Provided data –
++++

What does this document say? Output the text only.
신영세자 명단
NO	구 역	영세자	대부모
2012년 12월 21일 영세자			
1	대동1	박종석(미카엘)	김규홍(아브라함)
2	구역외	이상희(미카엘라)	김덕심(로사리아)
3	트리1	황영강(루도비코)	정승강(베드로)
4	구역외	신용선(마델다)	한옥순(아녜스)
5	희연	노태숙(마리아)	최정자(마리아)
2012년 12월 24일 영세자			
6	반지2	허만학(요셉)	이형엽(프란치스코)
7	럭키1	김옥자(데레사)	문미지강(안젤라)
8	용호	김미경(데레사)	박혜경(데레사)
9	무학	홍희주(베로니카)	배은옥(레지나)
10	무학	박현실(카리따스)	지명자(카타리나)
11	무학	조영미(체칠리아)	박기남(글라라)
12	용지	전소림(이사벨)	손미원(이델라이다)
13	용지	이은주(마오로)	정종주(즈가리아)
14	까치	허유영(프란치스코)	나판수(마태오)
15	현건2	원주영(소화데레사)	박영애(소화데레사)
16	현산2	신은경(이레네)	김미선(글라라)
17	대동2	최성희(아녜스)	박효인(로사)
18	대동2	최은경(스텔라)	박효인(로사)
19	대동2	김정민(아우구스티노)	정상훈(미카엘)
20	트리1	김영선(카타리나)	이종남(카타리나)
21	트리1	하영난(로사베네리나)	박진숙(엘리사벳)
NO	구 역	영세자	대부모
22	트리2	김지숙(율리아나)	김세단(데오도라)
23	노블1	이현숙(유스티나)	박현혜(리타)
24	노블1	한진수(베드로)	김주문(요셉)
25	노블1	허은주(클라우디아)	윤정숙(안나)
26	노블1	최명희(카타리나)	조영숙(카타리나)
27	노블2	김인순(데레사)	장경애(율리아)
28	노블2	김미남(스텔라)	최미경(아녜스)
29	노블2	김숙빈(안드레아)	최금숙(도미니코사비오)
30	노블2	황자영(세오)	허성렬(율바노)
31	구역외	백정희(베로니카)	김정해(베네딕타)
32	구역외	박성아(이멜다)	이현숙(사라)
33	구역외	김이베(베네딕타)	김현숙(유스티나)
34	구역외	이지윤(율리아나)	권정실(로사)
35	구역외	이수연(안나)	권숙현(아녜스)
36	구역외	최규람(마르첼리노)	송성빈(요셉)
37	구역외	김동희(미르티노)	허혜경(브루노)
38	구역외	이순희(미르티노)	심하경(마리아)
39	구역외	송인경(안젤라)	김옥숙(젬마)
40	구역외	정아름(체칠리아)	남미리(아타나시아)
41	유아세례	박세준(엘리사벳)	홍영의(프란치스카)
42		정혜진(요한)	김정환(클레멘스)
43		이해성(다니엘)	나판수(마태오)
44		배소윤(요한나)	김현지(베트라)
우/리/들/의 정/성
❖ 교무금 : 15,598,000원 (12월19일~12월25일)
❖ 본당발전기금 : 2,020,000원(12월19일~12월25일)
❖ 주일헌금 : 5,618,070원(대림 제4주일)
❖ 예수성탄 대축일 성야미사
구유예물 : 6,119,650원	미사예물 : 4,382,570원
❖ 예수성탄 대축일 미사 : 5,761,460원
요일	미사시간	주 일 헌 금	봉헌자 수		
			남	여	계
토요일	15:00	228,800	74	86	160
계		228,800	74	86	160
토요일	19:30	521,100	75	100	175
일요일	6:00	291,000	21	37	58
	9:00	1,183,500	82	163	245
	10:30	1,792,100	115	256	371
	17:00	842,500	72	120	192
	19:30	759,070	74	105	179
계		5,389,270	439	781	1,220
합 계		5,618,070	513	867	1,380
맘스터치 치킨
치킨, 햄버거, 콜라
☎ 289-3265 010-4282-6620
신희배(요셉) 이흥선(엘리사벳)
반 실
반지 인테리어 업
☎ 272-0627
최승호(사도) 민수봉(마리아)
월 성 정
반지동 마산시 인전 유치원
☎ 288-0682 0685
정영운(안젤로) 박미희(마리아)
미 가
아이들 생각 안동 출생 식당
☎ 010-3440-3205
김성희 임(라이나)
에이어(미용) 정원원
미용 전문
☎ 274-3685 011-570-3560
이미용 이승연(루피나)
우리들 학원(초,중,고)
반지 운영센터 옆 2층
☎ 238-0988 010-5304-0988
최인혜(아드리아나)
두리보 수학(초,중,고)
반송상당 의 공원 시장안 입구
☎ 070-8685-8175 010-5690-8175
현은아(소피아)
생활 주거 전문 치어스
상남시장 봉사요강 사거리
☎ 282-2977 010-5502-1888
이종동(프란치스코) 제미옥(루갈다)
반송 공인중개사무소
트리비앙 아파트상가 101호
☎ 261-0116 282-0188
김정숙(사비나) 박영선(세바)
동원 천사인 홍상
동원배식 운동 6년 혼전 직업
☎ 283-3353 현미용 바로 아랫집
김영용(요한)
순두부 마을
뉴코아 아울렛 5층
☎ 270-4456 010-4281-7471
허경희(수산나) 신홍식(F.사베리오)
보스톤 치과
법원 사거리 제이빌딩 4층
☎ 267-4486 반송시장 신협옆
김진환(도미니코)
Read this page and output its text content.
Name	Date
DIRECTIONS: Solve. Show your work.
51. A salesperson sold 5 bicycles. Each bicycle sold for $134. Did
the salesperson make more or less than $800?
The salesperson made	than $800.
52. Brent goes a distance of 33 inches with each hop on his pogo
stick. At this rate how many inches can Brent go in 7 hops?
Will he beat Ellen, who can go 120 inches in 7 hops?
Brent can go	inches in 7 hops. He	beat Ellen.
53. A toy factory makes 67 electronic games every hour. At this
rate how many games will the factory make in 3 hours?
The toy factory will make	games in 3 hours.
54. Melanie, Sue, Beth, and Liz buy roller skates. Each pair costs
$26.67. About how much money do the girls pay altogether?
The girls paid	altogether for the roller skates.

++++

Required work –
Set down the entries verbatim, leaving none out.

Written answer –
What does this document say? Output the text only.
신영세자 명단
NO	구 역	영세자	대부모
2012년 12월 21일 영세자			
1	대동1	박종석(미카엘)	김규홍(아브라함)
2	구역외	이상희(미카엘라)	김덕심(로사리아)
3	트리1	황영강(루도비코)	정승강(베드로)
4	구역외	신용선(마델다)	한옥순(아녜스)
5	희연	노태숙(마리아)	최정자(마리아)
2012년 12월 24일 영세자			
6	반지2	허만학(요셉)	이형엽(프란치스코)
7	럭키1	김옥자(데레사)	문미지강(안젤라)
8	용호	김미경(데레사)	박혜경(데레사)
9	무학	홍희주(베로니카)	배은옥(레지나)
10	무학	박현실(카리따스)	지명자(카타리나)
11	무학	조영미(체칠리아)	박기남(글라라)
12	용지	전소림(이사벨)	손미원(이델라이다)
13	용지	이은주(마오로)	정종주(즈가리아)
14	까치	허유영(프란치스코)	나판수(마태오)
15	현건2	원주영(소화데레사)	박영애(소화데레사)
16	현산2	신은경(이레네)	김미선(글라라)
17	대동2	최성희(아녜스)	박효인(로사)
18	대동2	최은경(스텔라)	박효인(로사)
19	대동2	김정민(아우구스티노)	정상훈(미카엘)
20	트리1	김영선(카타리나)	이종남(카타리나)
21	트리1	하영난(로사베네리나)	박진숙(엘리사벳)
NO	구 역	영세자	대부모
22	트리2	김지숙(율리아나)	김세단(데오도라)
23	노블1	이현숙(유스티나)	박현혜(리타)
24	노블1	한진수(베드로)	김주문(요셉)
25	노블1	허은주(클라우디아)	윤정숙(안나)
26	노블1	최명희(카타리나)	조영숙(카타리나)
27	노블2	김인순(데레사)	장경애(율리아)
28	노블2	김미남(스텔라)	최미경(아녜스)
29	노블2	김숙빈(안드레아)	최금숙(도미니코사비오)
30	노블2	황자영(세오)	허성렬(율바노)
31	구역외	백정희(베로니카)	김정해(베네딕타)
32	구역외	박성아(이멜다)	이현숙(사라)
33	구역외	김이베(베네딕타)	김현숙(유스티나)
34	구역외	이지윤(율리아나)	권정실(로사)
35	구역외	이수연(안나)	권숙현(아녜스)
36	구역외	최규람(마르첼리노)	송성빈(요셉)
37	구역외	김동희(미르티노)	허혜경(브루노)
38	구역외	이순희(미르티노)	심하경(마리아)
39	구역외	송인경(안젤라)	김옥숙(젬마)
40	구역외	정아름(체칠리아)	남미리(아타나시아)
41	유아세례	박세준(엘리사벳)	홍영의(프란치스카)
42		정혜진(요한)	김정환(클레멘스)
43		이해성(다니엘)	나판수(마태오)
44		배소윤(요한나)	김현지(베트라)
우/리/들/의 정/성
❖ 교무금 : 15,598,000원 (12월19일~12월25일)
❖ 본당발전기금 : 2,020,000원(12월19일~12월25일)
❖ 주일헌금 : 5,618,070원(대림 제4주일)
❖ 예수성탄 대축일 성야미사
구유예물 : 6,119,650원	미사예물 : 4,382,570원
❖ 예수성탄 대축일 미사 : 5,761,460원
요일	미사시간	주 일 헌 금	봉헌자 수		
			남	여	계
토요일	15:00	228,800	74	86	160
계		228,800	74	86	160
토요일	19:30	521,100	75	100	175
일요일	6:00	291,000	21	37	58
	9:00	1,183,500	82	163	245
	10:30	1,792,100	115	256	371
	17:00	842,500	72	120	192
	19:30	759,070	74	105	179
계		5,389,270	439	781	1,220
합 계		5,618,070	513	867	1,380
맘스터치 치킨
치킨, 햄버거, 콜라
☎ 289-3265 010-4282-6620
신희배(요셉) 이흥선(엘리사벳)
반 실
반지 인테리어 업
☎ 272-0627
최승호(사도) 민수봉(마리아)
월 성 정
반지동 마산시 인전 유치원
☎ 288-0682 0685
정영운(안젤로) 박미희(마리아)
미 가
아이들 생각 안동 출생 식당
☎ 010-3440-3205
김성희 임(라이나)
에이어(미용) 정원원
미용 전문
☎ 274-3685 011-570-3560
이미용 이승연(루피나)
우리들 학원(초,중,고)
반지 운영센터 옆 2층
☎ 238-0988 010-5304-0988
최인혜(아드리아나)
두리보 수학(초,중,고)
반송상당 의 공원 시장안 입구
☎ 070-8685-8175 010-5690-8175
현은아(소피아)
생활 주거 전문 치어스
상남시장 봉사요강 사거리
☎ 282-2977 010-5502-1888
이종동(프란치스코) 제미옥(루갈다)
반송 공인중개사무소
트리비앙 아파트상가 101호
☎ 261-0116 282-0188
김정숙(사비나) 박영선(세바)
동원 천사인 홍상
동원배식 운동 6년 혼전 직업
☎ 283-3353 현미용 바로 아랫집
김영용(요한)
순두부 마을
뉴코아 아울렛 5층
☎ 270-4456 010-4281-7471
허경희(수산나) 신홍식(F.사베리오)
보스톤 치과
법원 사거리 제이빌딩 4층
☎ 267-4486 반송시장 신협옆
김진환(도미니코)
Read this page and output its text content.
Name	Date
DIRECTIONS: Solve. Show your work.
51. A salesperson sold 5 bicycles. Each bicycle sold for $134. Did
the salesperson make more or less than $800?
The salesperson made	than $800.
52. Brent goes a distance of 33 inches with each hop on his pogo
stick. At this rate how many inches can Brent go in 7 hops?
Will he beat Ellen, who can go 120 inches in 7 hops?
Brent can go	inches in 7 hops. He	beat Ellen.
53. A toy factory makes 67 electronic games every hour. At this
rate how many games will the factory make in 3 hours?
The toy factory will make	games in 3 hours.
54. Melanie, Sue, Beth, and Liz buy roller skates. Each pair costs
$26.67. About how much money do the girls pay altogether?
The girls paid	altogether for the roller skates.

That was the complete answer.